EXERCISE DETAILS -
Reproduce every line of the material below verbatim, leaving out the pictures.

THE RECORDS -
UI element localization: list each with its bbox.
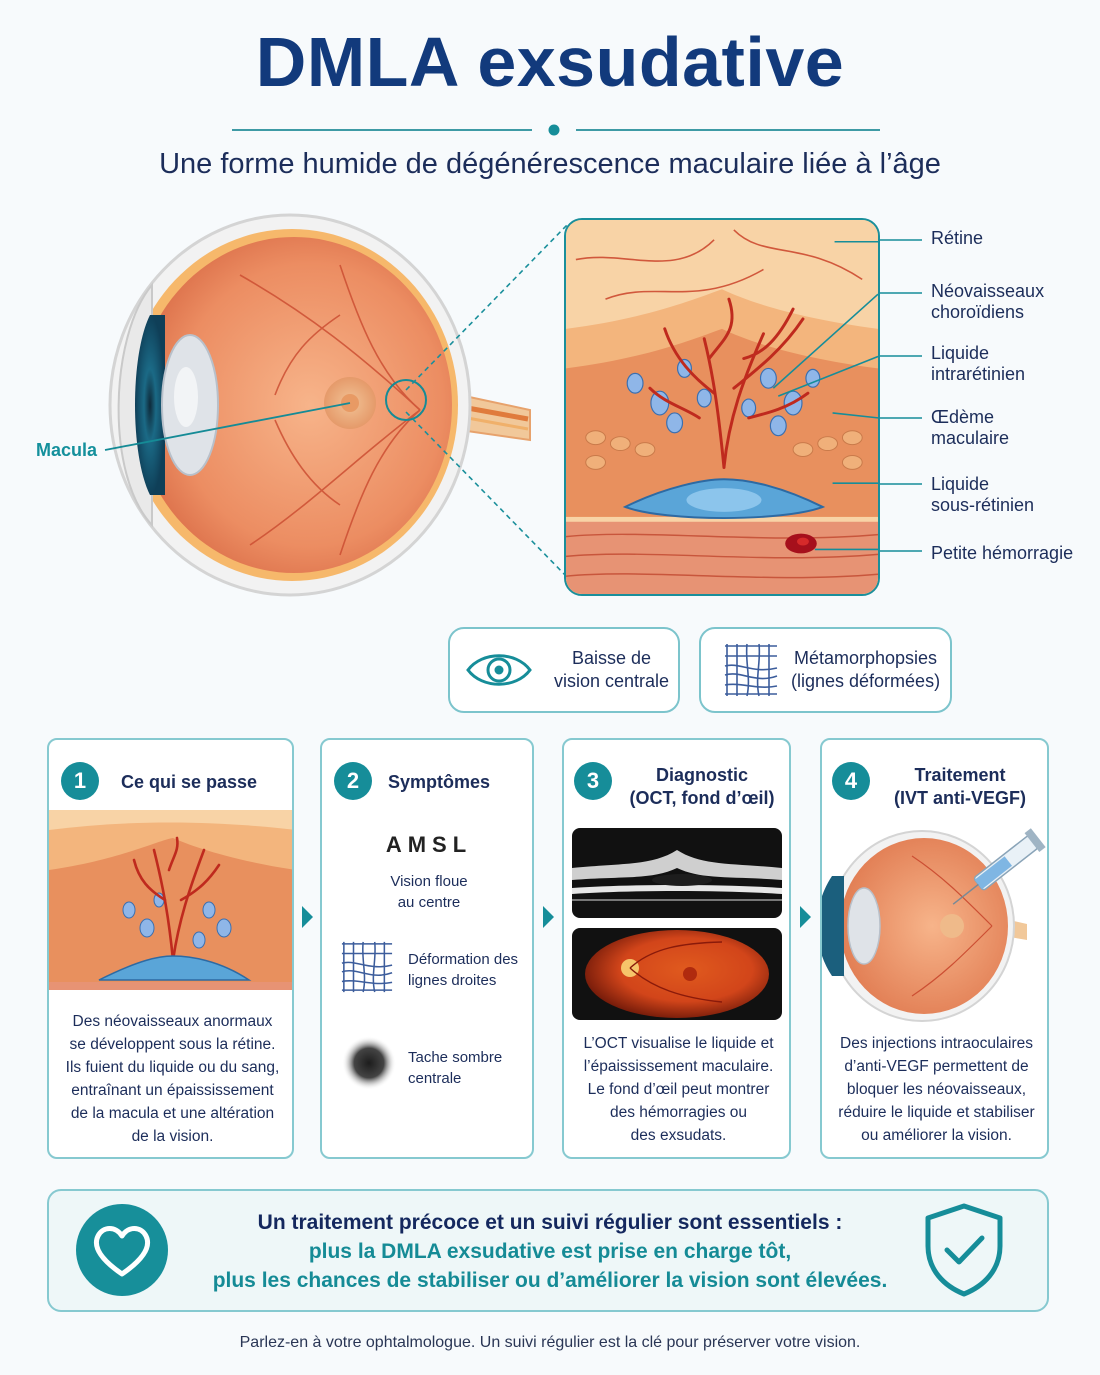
shield-check-icon [925, 1203, 1003, 1297]
eye-icon [466, 654, 532, 686]
fundus-image [572, 928, 782, 1020]
step-description: Des néovaisseaux anormaux se développent… [65, 1013, 280, 1145]
step-title: Symptômes [388, 772, 491, 792]
distorted-grid-icon [724, 643, 778, 697]
retina-neovessel-illustration [49, 810, 292, 990]
eye-cross-section-illustration [104, 213, 531, 597]
step-arrow [543, 906, 554, 928]
symptom-pill-central-vision: Baisse de vision centrale [448, 627, 680, 713]
dark-spot-icon [342, 1036, 396, 1090]
zoom-label-small-hemorrhage: Petite hémorragie [931, 543, 1074, 563]
symptom-dark-spot: Tache sombre centrale [408, 1049, 503, 1087]
step-description: L’OCT visualise le liquide et l’épaissis… [583, 1035, 774, 1144]
callout-line-3: plus les chances de stabiliser ou d’amél… [212, 1269, 888, 1292]
page-subtitle: Une forme humide de dégénérescence macul… [159, 148, 941, 180]
heart-badge [76, 1204, 168, 1296]
macula-label: Macula [36, 440, 98, 460]
step-arrow [302, 906, 313, 928]
step-number-badge: 2 [334, 762, 372, 800]
page-title: DMLA exsudative [255, 23, 845, 101]
symptom-blurred-vision: Vision floue au centre [390, 873, 468, 911]
step-description: Des injections intraoculaires d’anti-VEG… [838, 1035, 1035, 1144]
zoom-label-macular-edema: Œdème maculaire [931, 407, 1010, 448]
callout-headline: Un traitement précoce et un suivi réguli… [257, 1211, 843, 1234]
title-divider [232, 124, 880, 136]
intravitreal-injection-illustration [822, 828, 1046, 1022]
heart-icon [93, 1226, 151, 1277]
oct-scan-image [572, 828, 782, 918]
step-title: Ce qui se passe [121, 772, 258, 792]
zoom-label-retina: Rétine [931, 228, 984, 248]
step-number-badge: 1 [61, 762, 99, 800]
step-title: Diagnostic (OCT, fond d’œil) [629, 765, 775, 808]
step-number-badge: 3 [574, 762, 612, 800]
step-number-badge: 4 [832, 762, 870, 800]
zoom-label-choroidal-neovessels: Néovaisseaux choroïdiens [931, 281, 1045, 322]
step-title: Traitement (IVT anti-VEGF) [894, 765, 1026, 808]
symptom-line-distortion: Déformation des lignes droites [408, 951, 519, 989]
macula-zoom-panel [564, 218, 880, 596]
distorted-grid-icon [341, 941, 393, 993]
step-card-symptoms: 2 Symptômes AMSL Vision floue au centre … [320, 738, 534, 1159]
zoom-label-intraretinal-fluid: Liquide intrarétinien [931, 343, 1026, 384]
zoom-label-leaders [878, 239, 922, 552]
zoom-label-subretinal-fluid: Liquide sous-rétinien [931, 474, 1035, 515]
step-card-what-happens: 1 Ce qui se passe Des néovaisseaux anorm… [47, 738, 294, 1159]
footer-note: Parlez-en à votre ophtalmologue. Un suiv… [239, 1334, 861, 1351]
zoom-connector-lines [405, 223, 569, 579]
key-message-callout [47, 1189, 1049, 1312]
step-arrow [800, 906, 811, 928]
step-card-diagnosis: 3 Diagnostic (OCT, fond d’œil) L’OCT vis… [562, 738, 791, 1159]
step-card-treatment: 4 Traitement (IVT anti-VEGF) Des i [820, 738, 1049, 1159]
macula-cross-section-illustration [566, 220, 878, 594]
callout-line-2: plus la DMLA exsudative est prise en cha… [308, 1240, 792, 1263]
symptom-pill-metamorphopsia: Métamorphopsies (lignes déformées) [699, 627, 952, 713]
blurred-letters-icon: AMSL [385, 832, 473, 857]
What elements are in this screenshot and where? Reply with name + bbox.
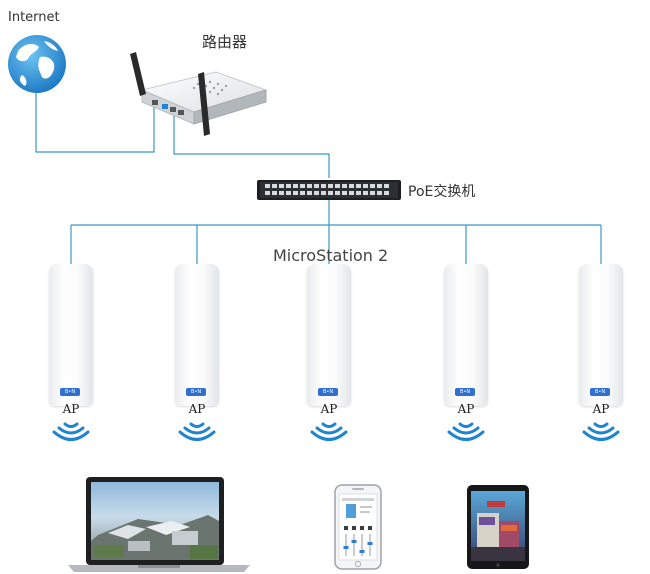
wifi-signal-icon [447, 422, 485, 441]
ap-brand-badge: B•N [186, 388, 206, 396]
ap-label: AP [320, 402, 338, 416]
access-point-icon: B•N [175, 264, 219, 406]
ap-label: AP [62, 402, 80, 416]
access-point-icon: B•N [444, 264, 488, 406]
poe-switch-icon [257, 180, 401, 200]
wifi-signal-icon [310, 422, 348, 441]
router-icon [130, 52, 268, 136]
ap-brand-badge: B•N [455, 388, 475, 396]
laptop-icon [68, 477, 250, 572]
link-router-switch [173, 108, 330, 178]
ap-label: AP [188, 402, 206, 416]
poe-switch-label: PoE交换机 [408, 184, 476, 200]
router-label: 路由器 [202, 33, 248, 51]
access-point-icon: B•N [307, 264, 351, 406]
ap-label: AP [457, 402, 475, 416]
access-point-icon: B•N [579, 264, 623, 406]
link-internet-router [35, 92, 155, 153]
ap-brand-badge: B•N [60, 388, 80, 396]
network-label: MicroStation 2 [273, 246, 389, 265]
access-point-icon: B•N [49, 264, 93, 406]
globe-icon [8, 35, 66, 93]
internet-label: Internet [8, 10, 60, 25]
wifi-signal-icon [52, 422, 90, 441]
ap-label: AP [592, 402, 610, 416]
wifi-signal-icon [582, 422, 620, 441]
ap-brand-badge: B•N [318, 388, 338, 396]
tablet-icon [467, 485, 529, 569]
ap-brand-badge: B•N [590, 388, 610, 396]
smartphone-icon [334, 484, 382, 570]
wifi-signal-icon [178, 422, 216, 441]
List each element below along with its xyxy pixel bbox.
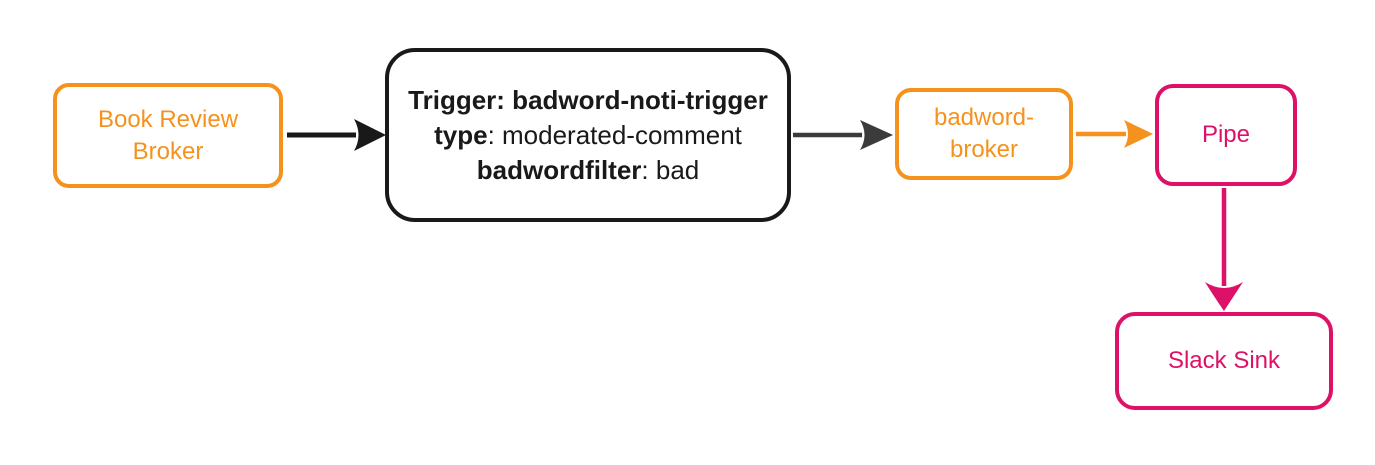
trigger-type-key: type — [434, 119, 488, 150]
trigger-filter-line: badwordfilter: bad — [477, 153, 700, 188]
node-slack-sink-label: Slack Sink — [1167, 347, 1281, 374]
node-trigger: Trigger: badword-noti-trigger type: mode… — [385, 48, 791, 222]
trigger-name-text: Trigger: badword-noti-trigger — [408, 84, 768, 115]
trigger-type-line: type: moderated-comment — [434, 118, 742, 153]
edge-trigger-to-badword-broker — [793, 120, 893, 150]
trigger-filter-value: : bad — [641, 154, 700, 185]
node-badword-broker-label: badword- broker — [933, 104, 1035, 163]
trigger-name-line: Trigger: badword-noti-trigger — [408, 83, 768, 118]
node-pipe: Pipe — [1155, 84, 1297, 186]
edge-broker-to-trigger — [287, 119, 386, 151]
edge-badword-broker-to-pipe — [1076, 120, 1153, 148]
arrowhead-right-icon — [1124, 120, 1153, 148]
edge-pipe-to-slack-sink — [1205, 188, 1243, 311]
arrowhead-right-icon — [860, 120, 893, 150]
node-slack-sink: Slack Sink — [1115, 312, 1333, 410]
node-badword-broker: badword- broker — [895, 88, 1073, 180]
node-pipe-label: Pipe — [1201, 121, 1251, 148]
arrowhead-down-icon — [1205, 282, 1243, 311]
trigger-type-value: : moderated-comment — [487, 119, 742, 150]
node-book-review-broker-label: Book Review Broker — [97, 105, 239, 165]
trigger-filter-key: badwordfilter — [476, 154, 642, 185]
arrowhead-right-icon — [354, 119, 386, 151]
node-book-review-broker: Book Review Broker — [53, 83, 283, 188]
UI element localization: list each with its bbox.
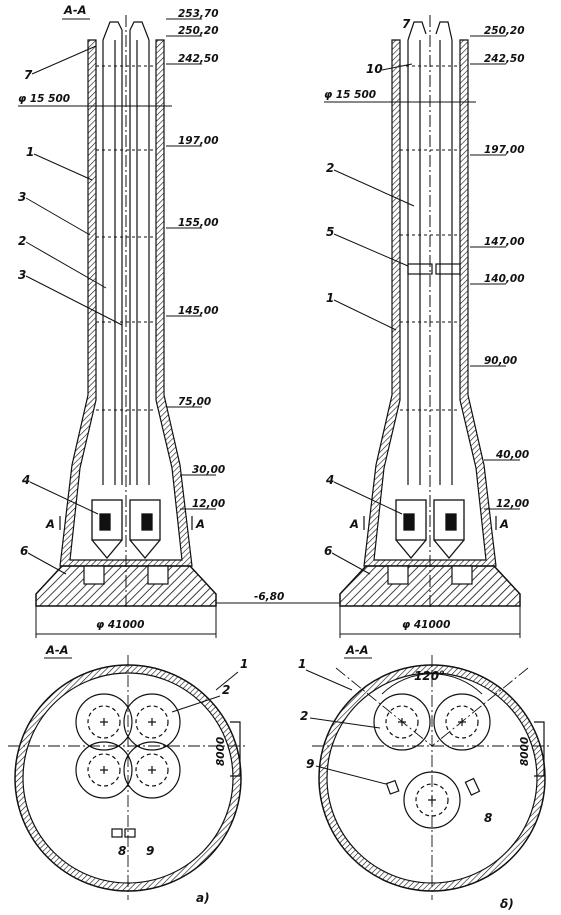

RESPONSE TO THIS EXERCISE -
UI element localization: list each with its bbox.
shield-check-icon [925, 1203, 1003, 1297]
eye-icon [466, 654, 532, 686]
fundus-image [572, 928, 782, 1020]
step-description: Des néovaisseaux anormaux se développent… [65, 1013, 280, 1145]
step-title: Symptômes [388, 772, 491, 792]
distorted-grid-icon [724, 643, 778, 697]
retina-neovessel-illustration [49, 810, 292, 990]
eye-cross-section-illustration [104, 213, 531, 597]
step-arrow [543, 906, 554, 928]
symptom-pill-central-vision: Baisse de vision centrale [448, 627, 680, 713]
dark-spot-icon [342, 1036, 396, 1090]
zoom-label-small-hemorrhage: Petite hémorragie [931, 543, 1074, 563]
symptom-dark-spot: Tache sombre centrale [408, 1049, 503, 1087]
step-description: L’OCT visualise le liquide et l’épaissis… [583, 1035, 774, 1144]
callout-line-3: plus les chances de stabiliser ou d’amél… [212, 1269, 888, 1292]
page-subtitle: Une forme humide de dégénérescence macul… [159, 148, 941, 180]
heart-badge [76, 1204, 168, 1296]
macula-label: Macula [36, 440, 98, 460]
step-arrow [302, 906, 313, 928]
step-number-badge: 2 [334, 762, 372, 800]
page-title: DMLA exsudative [255, 23, 845, 101]
symptom-blurred-vision: Vision floue au centre [390, 873, 468, 911]
step-description: Des injections intraoculaires d’anti-VEG… [838, 1035, 1035, 1144]
zoom-label-macular-edema: Œdème maculaire [931, 407, 1010, 448]
callout-headline: Un traitement précoce et un suivi réguli… [257, 1211, 843, 1234]
title-divider [232, 124, 880, 136]
intravitreal-injection-illustration [822, 828, 1046, 1022]
heart-icon [93, 1226, 151, 1277]
oct-scan-image [572, 828, 782, 918]
step-title: Ce qui se passe [121, 772, 258, 792]
zoom-label-retina: Rétine [931, 228, 984, 248]
step-number-badge: 1 [61, 762, 99, 800]
step-title: Diagnostic (OCT, fond d’œil) [629, 765, 775, 808]
step-number-badge: 3 [574, 762, 612, 800]
step-number-badge: 4 [832, 762, 870, 800]
zoom-label-choroidal-neovessels: Néovaisseaux choroïdiens [931, 281, 1045, 322]
step-title: Traitement (IVT anti-VEGF) [894, 765, 1026, 808]
symptom-line-distortion: Déformation des lignes droites [408, 951, 519, 989]
macula-zoom-panel [564, 218, 880, 596]
distorted-grid-icon [341, 941, 393, 993]
step-card-symptoms: 2 Symptômes AMSL Vision floue au centre … [320, 738, 534, 1159]
zoom-label-intraretinal-fluid: Liquide intrarétinien [931, 343, 1026, 384]
zoom-label-leaders [878, 239, 922, 552]
zoom-label-subretinal-fluid: Liquide sous-rétinien [931, 474, 1035, 515]
step-card-what-happens: 1 Ce qui se passe Des néovaisseaux anorm… [47, 738, 294, 1159]
footer-note: Parlez-en à votre ophtalmologue. Un suiv… [239, 1334, 861, 1351]
zoom-connector-lines [405, 223, 569, 579]
key-message-callout [47, 1189, 1049, 1312]
step-arrow [800, 906, 811, 928]
step-card-diagnosis: 3 Diagnostic (OCT, fond d’œil) L’OCT vis… [562, 738, 791, 1159]
step-card-treatment: 4 Traitement (IVT anti-VEGF) Des i [820, 738, 1049, 1159]
macula-cross-section-illustration [566, 220, 878, 594]
callout-line-2: plus la DMLA exsudative est prise en cha… [308, 1240, 792, 1263]
symptom-pill-metamorphopsia: Métamorphopsies (lignes déformées) [699, 627, 952, 713]
blurred-letters-icon: AMSL [385, 832, 473, 857]
What elements are in this screenshot and where? Reply with name + bbox.
wifi-signal-icon [447, 422, 485, 441]
ap-brand-badge: B•N [186, 388, 206, 396]
ap-label: AP [320, 402, 338, 416]
access-point-icon: B•N [175, 264, 219, 406]
ap-label: AP [62, 402, 80, 416]
access-point-icon: B•N [444, 264, 488, 406]
poe-switch-icon [257, 180, 401, 200]
wifi-signal-icon [310, 422, 348, 441]
router-icon [130, 52, 268, 136]
ap-brand-badge: B•N [455, 388, 475, 396]
laptop-icon [68, 477, 250, 572]
link-router-switch [173, 108, 330, 178]
ap-label: AP [188, 402, 206, 416]
poe-switch-label: PoE交换机 [408, 184, 476, 200]
router-label: 路由器 [202, 33, 248, 51]
access-point-icon: B•N [307, 264, 351, 406]
ap-label: AP [457, 402, 475, 416]
access-point-icon: B•N [579, 264, 623, 406]
link-internet-router [35, 92, 155, 153]
ap-brand-badge: B•N [60, 388, 80, 396]
network-label: MicroStation 2 [273, 246, 389, 265]
access-point-icon: B•N [49, 264, 93, 406]
globe-icon [8, 35, 66, 93]
internet-label: Internet [8, 10, 60, 25]
wifi-signal-icon [52, 422, 90, 441]
ap-label: AP [592, 402, 610, 416]
wifi-signal-icon [582, 422, 620, 441]
ap-brand-badge: B•N [318, 388, 338, 396]
tablet-icon [467, 485, 529, 569]
ap-brand-badge: B•N [590, 388, 610, 396]
smartphone-icon [334, 484, 382, 570]
wifi-signal-icon [178, 422, 216, 441]
List each element below along with its xyxy pixel bbox.
trigger-type-key: type — [434, 119, 488, 150]
trigger-filter-line: badwordfilter: bad — [477, 153, 700, 188]
node-slack-sink-label: Slack Sink — [1167, 347, 1281, 374]
node-trigger: Trigger: badword-noti-trigger type: mode… — [385, 48, 791, 222]
trigger-name-text: Trigger: badword-noti-trigger — [408, 84, 768, 115]
trigger-type-line: type: moderated-comment — [434, 118, 742, 153]
edge-trigger-to-badword-broker — [793, 120, 893, 150]
trigger-filter-value: : bad — [641, 154, 700, 185]
node-badword-broker-label: badword- broker — [933, 104, 1035, 163]
trigger-name-line: Trigger: badword-noti-trigger — [408, 83, 768, 118]
node-pipe: Pipe — [1155, 84, 1297, 186]
edge-broker-to-trigger — [287, 119, 386, 151]
edge-badword-broker-to-pipe — [1076, 120, 1153, 148]
arrowhead-right-icon — [1124, 120, 1153, 148]
edge-pipe-to-slack-sink — [1205, 188, 1243, 311]
arrowhead-right-icon — [860, 120, 893, 150]
node-slack-sink: Slack Sink — [1115, 312, 1333, 410]
node-badword-broker: badword- broker — [895, 88, 1073, 180]
node-pipe-label: Pipe — [1201, 121, 1251, 148]
arrowhead-down-icon — [1205, 282, 1243, 311]
trigger-type-value: : moderated-comment — [487, 119, 742, 150]
node-book-review-broker-label: Book Review Broker — [97, 105, 239, 165]
trigger-filter-key: badwordfilter — [476, 154, 642, 185]
arrowhead-right-icon — [354, 119, 386, 151]
node-book-review-broker: Book Review Broker — [53, 83, 283, 188]
UI element localization: list each with its bbox.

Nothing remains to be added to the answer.